■ **Task**
Gather every line below where "time" appears.

■ **Data provided**
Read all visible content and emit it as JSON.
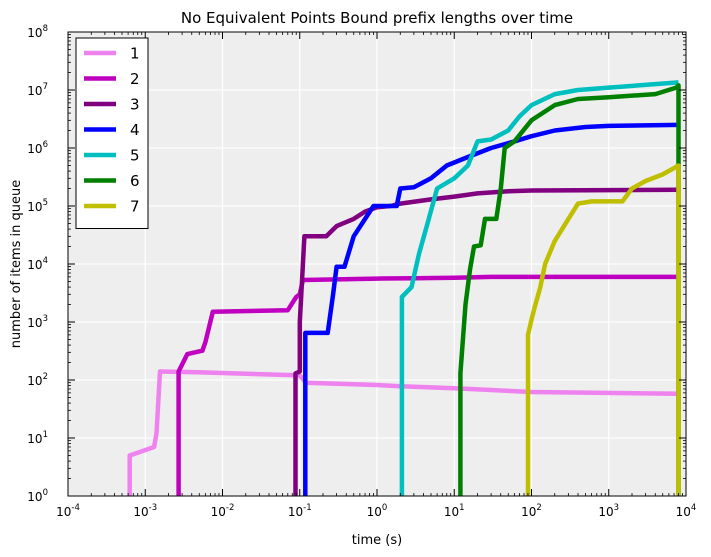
{
  "chart_data": {
    "type": "line",
    "title": "No Equivalent Points Bound prefix lengths over time",
    "xlabel": "time (s)",
    "ylabel": "number of items in queue",
    "xscale": "log",
    "yscale": "log",
    "xlim": [
      0.0001,
      10000
    ],
    "ylim": [
      1,
      100000000
    ],
    "grid": true,
    "legend_position": "top-left",
    "x_tick_exponents": [
      -4,
      -3,
      -2,
      -1,
      0,
      1,
      2,
      3,
      4
    ],
    "y_tick_exponents": [
      0,
      1,
      2,
      3,
      4,
      5,
      6,
      7,
      8
    ],
    "background": "#eeeeee",
    "series": [
      {
        "name": "1",
        "color": "#ee82ee",
        "points": [
          [
            0.00063,
            1
          ],
          [
            0.00063,
            5
          ],
          [
            0.0013,
            7
          ],
          [
            0.0014,
            12
          ],
          [
            0.00155,
            140
          ],
          [
            0.0055,
            135
          ],
          [
            0.1,
            120
          ],
          [
            0.12,
            90
          ],
          [
            1,
            82
          ],
          [
            2,
            78
          ],
          [
            10,
            72
          ],
          [
            100,
            62
          ],
          [
            8000,
            58
          ]
        ]
      },
      {
        "name": "2",
        "color": "#bf00bf",
        "points": [
          [
            0.0027,
            1
          ],
          [
            0.0027,
            140
          ],
          [
            0.0035,
            280
          ],
          [
            0.0055,
            320
          ],
          [
            0.006,
            450
          ],
          [
            0.0075,
            1500
          ],
          [
            0.07,
            1600
          ],
          [
            0.09,
            2700
          ],
          [
            0.1,
            3000
          ],
          [
            0.11,
            5300
          ],
          [
            1,
            5600
          ],
          [
            3,
            5700
          ],
          [
            10,
            5800
          ],
          [
            30,
            6000
          ],
          [
            100,
            6000
          ],
          [
            8000,
            6000
          ]
        ]
      },
      {
        "name": "3",
        "color": "#800080",
        "points": [
          [
            0.088,
            1
          ],
          [
            0.088,
            130
          ],
          [
            0.1,
            140
          ],
          [
            0.1,
            1000
          ],
          [
            0.115,
            30000
          ],
          [
            0.22,
            30000
          ],
          [
            0.3,
            45000
          ],
          [
            0.5,
            60000
          ],
          [
            0.7,
            80000
          ],
          [
            1,
            95000
          ],
          [
            1.5,
            100000
          ],
          [
            2,
            110000
          ],
          [
            5,
            130000
          ],
          [
            10,
            145000
          ],
          [
            20,
            165000
          ],
          [
            50,
            180000
          ],
          [
            100,
            185000
          ],
          [
            8000,
            190000
          ]
        ]
      },
      {
        "name": "4",
        "color": "#0000ff",
        "points": [
          [
            0.118,
            1
          ],
          [
            0.118,
            650
          ],
          [
            0.2,
            650
          ],
          [
            0.23,
            650
          ],
          [
            0.27,
            3000
          ],
          [
            0.3,
            9000
          ],
          [
            0.38,
            9000
          ],
          [
            0.5,
            30000
          ],
          [
            0.9,
            100000
          ],
          [
            1.5,
            100000
          ],
          [
            1.8,
            100000
          ],
          [
            2.0,
            200000
          ],
          [
            3,
            210000
          ],
          [
            5,
            300000
          ],
          [
            8,
            500000
          ],
          [
            15,
            700000
          ],
          [
            30,
            1000000
          ],
          [
            60,
            1300000
          ],
          [
            100,
            1600000
          ],
          [
            200,
            2000000
          ],
          [
            500,
            2300000
          ],
          [
            1000,
            2400000
          ],
          [
            8000,
            2500000
          ]
        ]
      },
      {
        "name": "5",
        "color": "#00bfbf",
        "points": [
          [
            2.1,
            1
          ],
          [
            2.1,
            2700
          ],
          [
            2.8,
            4000
          ],
          [
            3.5,
            15000
          ],
          [
            4.5,
            50000
          ],
          [
            6,
            200000
          ],
          [
            10,
            300000
          ],
          [
            15,
            500000
          ],
          [
            20,
            1300000
          ],
          [
            30,
            1400000
          ],
          [
            50,
            2000000
          ],
          [
            70,
            3500000
          ],
          [
            100,
            5500000
          ],
          [
            200,
            8500000
          ],
          [
            400,
            10000000
          ],
          [
            1000,
            11000000
          ],
          [
            8000,
            13500000
          ]
        ]
      },
      {
        "name": "6",
        "color": "#008000",
        "points": [
          [
            12,
            1
          ],
          [
            12,
            130
          ],
          [
            14,
            2000
          ],
          [
            16,
            8000
          ],
          [
            18,
            20000
          ],
          [
            22,
            21000
          ],
          [
            25,
            60000
          ],
          [
            35,
            60000
          ],
          [
            40,
            200000
          ],
          [
            45,
            1000000
          ],
          [
            60,
            1300000
          ],
          [
            100,
            3000000
          ],
          [
            200,
            5500000
          ],
          [
            400,
            7000000
          ],
          [
            1000,
            7500000
          ],
          [
            4000,
            8500000
          ],
          [
            7500,
            11000000
          ],
          [
            8000,
            12000000
          ],
          [
            8000,
            1
          ]
        ]
      },
      {
        "name": "7",
        "color": "#bfbf00",
        "points": [
          [
            90,
            1
          ],
          [
            90,
            600
          ],
          [
            100,
            1100
          ],
          [
            110,
            1800
          ],
          [
            130,
            4000
          ],
          [
            150,
            10000
          ],
          [
            200,
            25000
          ],
          [
            300,
            60000
          ],
          [
            400,
            110000
          ],
          [
            600,
            120000
          ],
          [
            1500,
            120000
          ],
          [
            2000,
            200000
          ],
          [
            3000,
            270000
          ],
          [
            5000,
            350000
          ],
          [
            7000,
            450000
          ],
          [
            8000,
            500000
          ],
          [
            8000,
            1
          ]
        ]
      }
    ]
  }
}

■ **Exercise output**
    "title": "No Equivalent Points Bound prefix lengths over time",
    "xlabel": "time (s)",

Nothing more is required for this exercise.